Entries with figure data:
--- start ---

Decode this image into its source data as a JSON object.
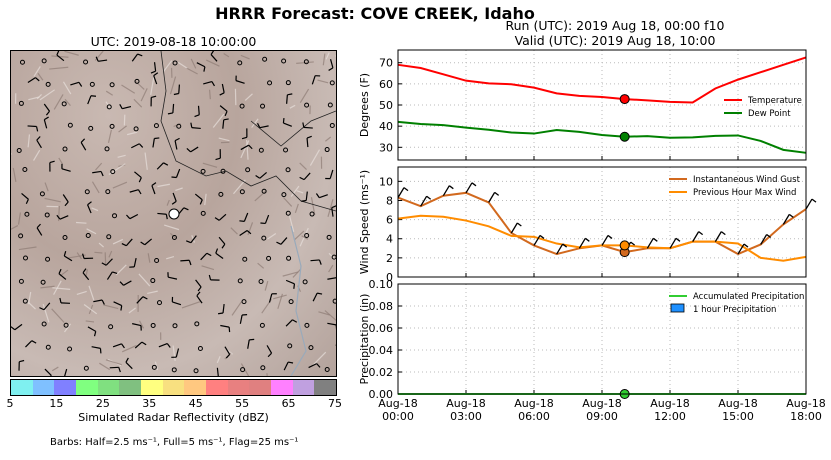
{
  "title": "HRRR Forecast: COVE CREEK, Idaho",
  "run_line1": "Run (UTC): 2019 Aug 18, 00:00 f10",
  "run_line2": "Valid (UTC): 2019 Aug 18, 10:00",
  "map": {
    "title": "UTC: 2019-08-18 10:00:00",
    "colorbar_label": "Simulated Radar Reflectivity (dBZ)",
    "colorbar_ticks": [
      "5",
      "15",
      "25",
      "35",
      "45",
      "55",
      "65",
      "75"
    ],
    "colorbar_colors": [
      "#7ff0f0",
      "#7fc0ff",
      "#8080ff",
      "#80ff80",
      "#80e080",
      "#80c080",
      "#ffff80",
      "#f8e080",
      "#ffc880",
      "#ff8080",
      "#e88080",
      "#e08080",
      "#ff80ff",
      "#c0a0e0",
      "#808080"
    ],
    "barbs_note": "Barbs: Half=2.5 ms⁻¹, Full=5 ms⁻¹, Flag=25 ms⁻¹"
  },
  "colors": {
    "temperature": "#ff0000",
    "dew_point": "#008000",
    "gust": "#d2691e",
    "max_wind": "#ff8c00",
    "accum_precip": "#32cd32",
    "hour_precip": "#1e90ff"
  },
  "chart_data": [
    {
      "type": "line",
      "ylabel": "Degrees (F)",
      "ylim": [
        24,
        76
      ],
      "yticks": [
        30,
        40,
        50,
        60,
        70
      ],
      "grid": true,
      "legend": "right",
      "x": [
        0,
        1,
        2,
        3,
        4,
        5,
        6,
        7,
        8,
        9,
        10,
        11,
        12,
        13,
        14,
        15,
        16,
        17,
        18
      ],
      "series": [
        {
          "name": "Temperature",
          "values": [
            69,
            67.5,
            64.5,
            61.5,
            60.2,
            59.8,
            58.2,
            55.5,
            54.3,
            53.8,
            52.8,
            52.2,
            51.5,
            51.2,
            57.8,
            62,
            65.5,
            69,
            72.5
          ]
        },
        {
          "name": "Dew Point",
          "values": [
            42,
            41,
            40.5,
            39.3,
            38.3,
            37,
            36.5,
            38.2,
            37.3,
            35.8,
            35,
            35.3,
            34.5,
            34.7,
            35.4,
            35.6,
            33,
            28.8,
            27.4
          ]
        }
      ],
      "marker": {
        "x": 10,
        "values": [
          52.8,
          35
        ]
      }
    },
    {
      "type": "line",
      "ylabel": "Wind Speed (ms⁻¹)",
      "ylim": [
        0,
        11.5
      ],
      "yticks": [
        0,
        2,
        4,
        6,
        8,
        10
      ],
      "grid": true,
      "legend": "top-right",
      "x": [
        0,
        1,
        2,
        3,
        4,
        5,
        6,
        7,
        8,
        9,
        10,
        11,
        12,
        13,
        14,
        15,
        16,
        17,
        18
      ],
      "series": [
        {
          "name": "Instantaneous Wind Gust",
          "values": [
            8.3,
            7.4,
            8.5,
            8.8,
            7.8,
            4.6,
            3.3,
            2.4,
            3.0,
            3.3,
            2.6,
            3.0,
            3.0,
            3.7,
            3.7,
            2.4,
            3.4,
            5.5,
            7.1
          ]
        },
        {
          "name": "Previous Hour Max Wind",
          "values": [
            6.1,
            6.4,
            6.3,
            5.9,
            5.3,
            4.3,
            4.2,
            3.5,
            3.1,
            3.3,
            3.3,
            3.1,
            3.0,
            3.7,
            3.7,
            3.5,
            2.0,
            1.7,
            2.1
          ]
        }
      ],
      "marker": {
        "x": 10,
        "values": [
          2.6,
          3.3
        ]
      }
    },
    {
      "type": "line",
      "ylabel": "Precipitation (in)",
      "ylim": [
        0,
        0.1
      ],
      "yticks": [
        "0.00",
        "0.02",
        "0.04",
        "0.06",
        "0.08",
        "0.10"
      ],
      "grid": true,
      "legend": "top-right",
      "x": [
        0,
        18
      ],
      "series": [
        {
          "name": "Accumulated Precipitation",
          "values": [
            0,
            0
          ]
        },
        {
          "name": "1 hour Precipitation",
          "values": [
            0,
            0
          ]
        }
      ],
      "marker": {
        "x": 10,
        "values": [
          0
        ]
      }
    }
  ],
  "x_ticks": [
    {
      "l1": "Aug-18",
      "l2": "00:00"
    },
    {
      "l1": "Aug-18",
      "l2": "03:00"
    },
    {
      "l1": "Aug-18",
      "l2": "06:00"
    },
    {
      "l1": "Aug-18",
      "l2": "09:00"
    },
    {
      "l1": "Aug-18",
      "l2": "12:00"
    },
    {
      "l1": "Aug-18",
      "l2": "15:00"
    },
    {
      "l1": "Aug-18",
      "l2": "18:00"
    }
  ]
}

--- end ---

WORK REQUIRED:
Filter the listing above by the word "ylabel"; copy each line that passes.

COMPLETE RESPONSE:
      "ylabel": "Degrees (F)",
      "ylabel": "Wind Speed (ms⁻¹)",
      "ylabel": "Precipitation (in)",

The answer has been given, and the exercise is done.